>>>>>
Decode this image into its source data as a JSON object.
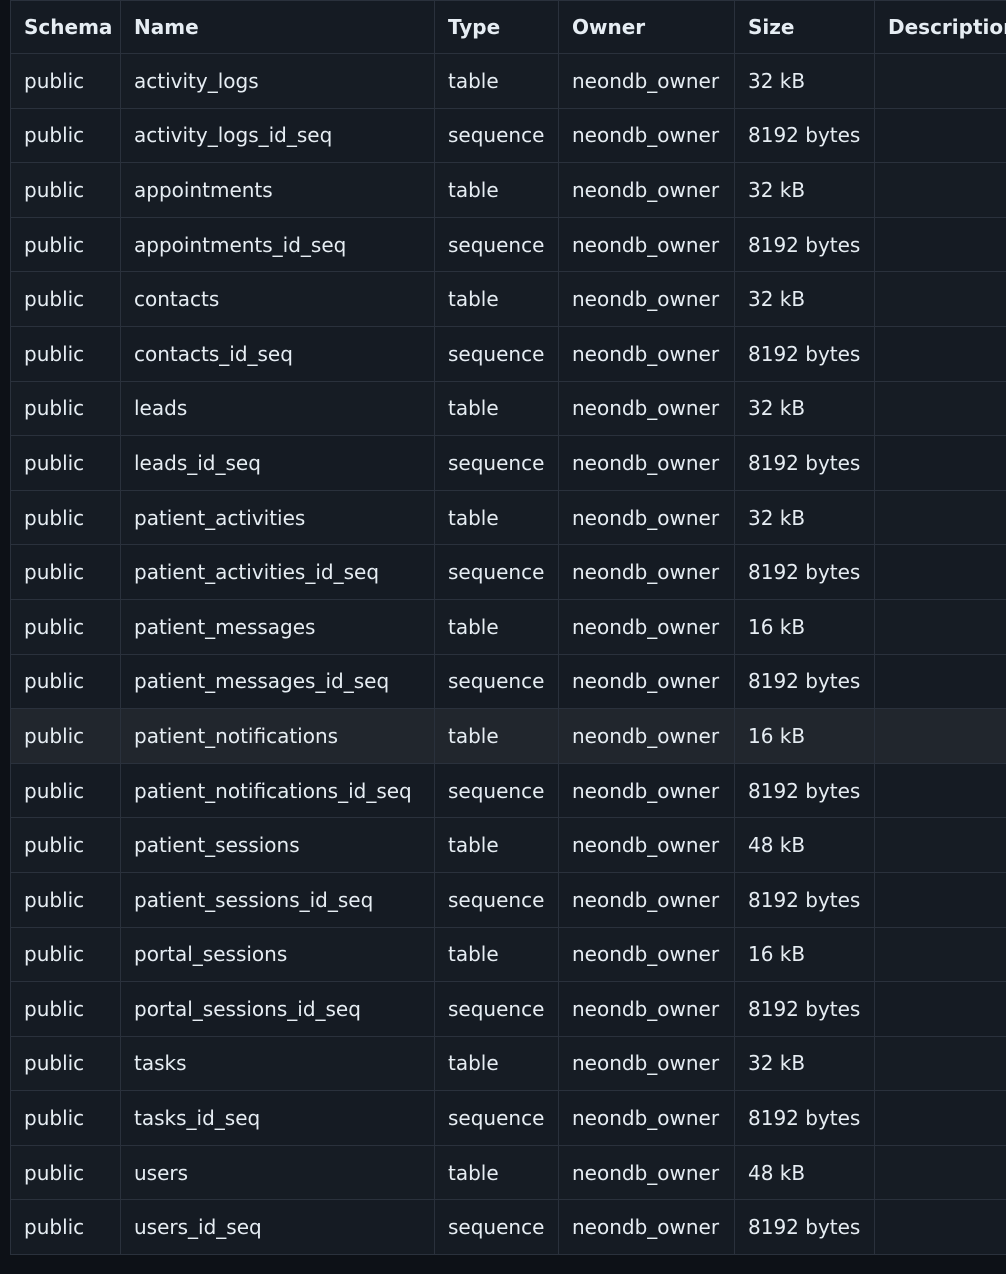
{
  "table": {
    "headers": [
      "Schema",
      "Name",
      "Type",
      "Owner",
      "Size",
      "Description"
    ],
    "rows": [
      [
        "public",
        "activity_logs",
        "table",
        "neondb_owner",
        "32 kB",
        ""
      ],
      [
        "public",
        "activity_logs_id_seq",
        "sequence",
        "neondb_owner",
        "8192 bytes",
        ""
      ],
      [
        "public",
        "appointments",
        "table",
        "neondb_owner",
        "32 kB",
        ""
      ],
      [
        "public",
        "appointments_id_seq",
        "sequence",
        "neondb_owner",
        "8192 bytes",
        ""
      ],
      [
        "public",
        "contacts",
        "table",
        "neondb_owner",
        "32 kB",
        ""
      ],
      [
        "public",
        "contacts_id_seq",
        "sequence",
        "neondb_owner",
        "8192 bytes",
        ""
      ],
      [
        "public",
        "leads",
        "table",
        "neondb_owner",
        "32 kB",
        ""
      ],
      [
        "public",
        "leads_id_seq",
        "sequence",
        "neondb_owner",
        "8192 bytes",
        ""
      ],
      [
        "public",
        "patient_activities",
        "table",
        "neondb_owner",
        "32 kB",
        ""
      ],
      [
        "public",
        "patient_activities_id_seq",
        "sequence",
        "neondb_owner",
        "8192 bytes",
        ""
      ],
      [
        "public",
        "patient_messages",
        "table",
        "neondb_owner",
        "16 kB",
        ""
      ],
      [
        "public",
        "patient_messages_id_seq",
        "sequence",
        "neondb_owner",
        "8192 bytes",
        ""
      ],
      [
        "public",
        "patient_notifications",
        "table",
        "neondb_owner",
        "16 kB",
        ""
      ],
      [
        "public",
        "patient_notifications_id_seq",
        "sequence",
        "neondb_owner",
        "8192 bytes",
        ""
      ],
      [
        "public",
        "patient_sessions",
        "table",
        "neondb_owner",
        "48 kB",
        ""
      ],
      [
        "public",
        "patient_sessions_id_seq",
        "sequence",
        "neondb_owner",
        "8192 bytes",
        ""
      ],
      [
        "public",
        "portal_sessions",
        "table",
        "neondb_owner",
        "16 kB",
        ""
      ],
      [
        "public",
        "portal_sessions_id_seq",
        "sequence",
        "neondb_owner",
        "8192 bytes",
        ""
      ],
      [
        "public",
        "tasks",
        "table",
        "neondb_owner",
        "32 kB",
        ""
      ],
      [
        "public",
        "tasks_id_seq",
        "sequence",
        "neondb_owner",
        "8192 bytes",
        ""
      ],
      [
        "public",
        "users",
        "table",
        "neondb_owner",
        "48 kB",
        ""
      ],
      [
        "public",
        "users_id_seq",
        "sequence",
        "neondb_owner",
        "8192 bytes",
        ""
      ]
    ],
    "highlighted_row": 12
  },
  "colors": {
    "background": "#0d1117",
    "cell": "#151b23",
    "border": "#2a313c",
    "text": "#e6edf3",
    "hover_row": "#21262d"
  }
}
<<<<<
◆ **GOAL**:
Copy out all the records exactly, excluding pictures.

◆ **SOLUTION TO THIS TASK**:
Decode this image into its source data as a JSON object.
{
  "table": {
    "headers": [
      "Schema",
      "Name",
      "Type",
      "Owner",
      "Size",
      "Description"
    ],
    "rows": [
      [
        "public",
        "activity_logs",
        "table",
        "neondb_owner",
        "32 kB",
        ""
      ],
      [
        "public",
        "activity_logs_id_seq",
        "sequence",
        "neondb_owner",
        "8192 bytes",
        ""
      ],
      [
        "public",
        "appointments",
        "table",
        "neondb_owner",
        "32 kB",
        ""
      ],
      [
        "public",
        "appointments_id_seq",
        "sequence",
        "neondb_owner",
        "8192 bytes",
        ""
      ],
      [
        "public",
        "contacts",
        "table",
        "neondb_owner",
        "32 kB",
        ""
      ],
      [
        "public",
        "contacts_id_seq",
        "sequence",
        "neondb_owner",
        "8192 bytes",
        ""
      ],
      [
        "public",
        "leads",
        "table",
        "neondb_owner",
        "32 kB",
        ""
      ],
      [
        "public",
        "leads_id_seq",
        "sequence",
        "neondb_owner",
        "8192 bytes",
        ""
      ],
      [
        "public",
        "patient_activities",
        "table",
        "neondb_owner",
        "32 kB",
        ""
      ],
      [
        "public",
        "patient_activities_id_seq",
        "sequence",
        "neondb_owner",
        "8192 bytes",
        ""
      ],
      [
        "public",
        "patient_messages",
        "table",
        "neondb_owner",
        "16 kB",
        ""
      ],
      [
        "public",
        "patient_messages_id_seq",
        "sequence",
        "neondb_owner",
        "8192 bytes",
        ""
      ],
      [
        "public",
        "patient_notifications",
        "table",
        "neondb_owner",
        "16 kB",
        ""
      ],
      [
        "public",
        "patient_notifications_id_seq",
        "sequence",
        "neondb_owner",
        "8192 bytes",
        ""
      ],
      [
        "public",
        "patient_sessions",
        "table",
        "neondb_owner",
        "48 kB",
        ""
      ],
      [
        "public",
        "patient_sessions_id_seq",
        "sequence",
        "neondb_owner",
        "8192 bytes",
        ""
      ],
      [
        "public",
        "portal_sessions",
        "table",
        "neondb_owner",
        "16 kB",
        ""
      ],
      [
        "public",
        "portal_sessions_id_seq",
        "sequence",
        "neondb_owner",
        "8192 bytes",
        ""
      ],
      [
        "public",
        "tasks",
        "table",
        "neondb_owner",
        "32 kB",
        ""
      ],
      [
        "public",
        "tasks_id_seq",
        "sequence",
        "neondb_owner",
        "8192 bytes",
        ""
      ],
      [
        "public",
        "users",
        "table",
        "neondb_owner",
        "48 kB",
        ""
      ],
      [
        "public",
        "users_id_seq",
        "sequence",
        "neondb_owner",
        "8192 bytes",
        ""
      ]
    ],
    "highlighted_row": 12
  },
  "colors": {
    "background": "#0d1117",
    "cell": "#151b23",
    "border": "#2a313c",
    "text": "#e6edf3",
    "hover_row": "#21262d"
  }
}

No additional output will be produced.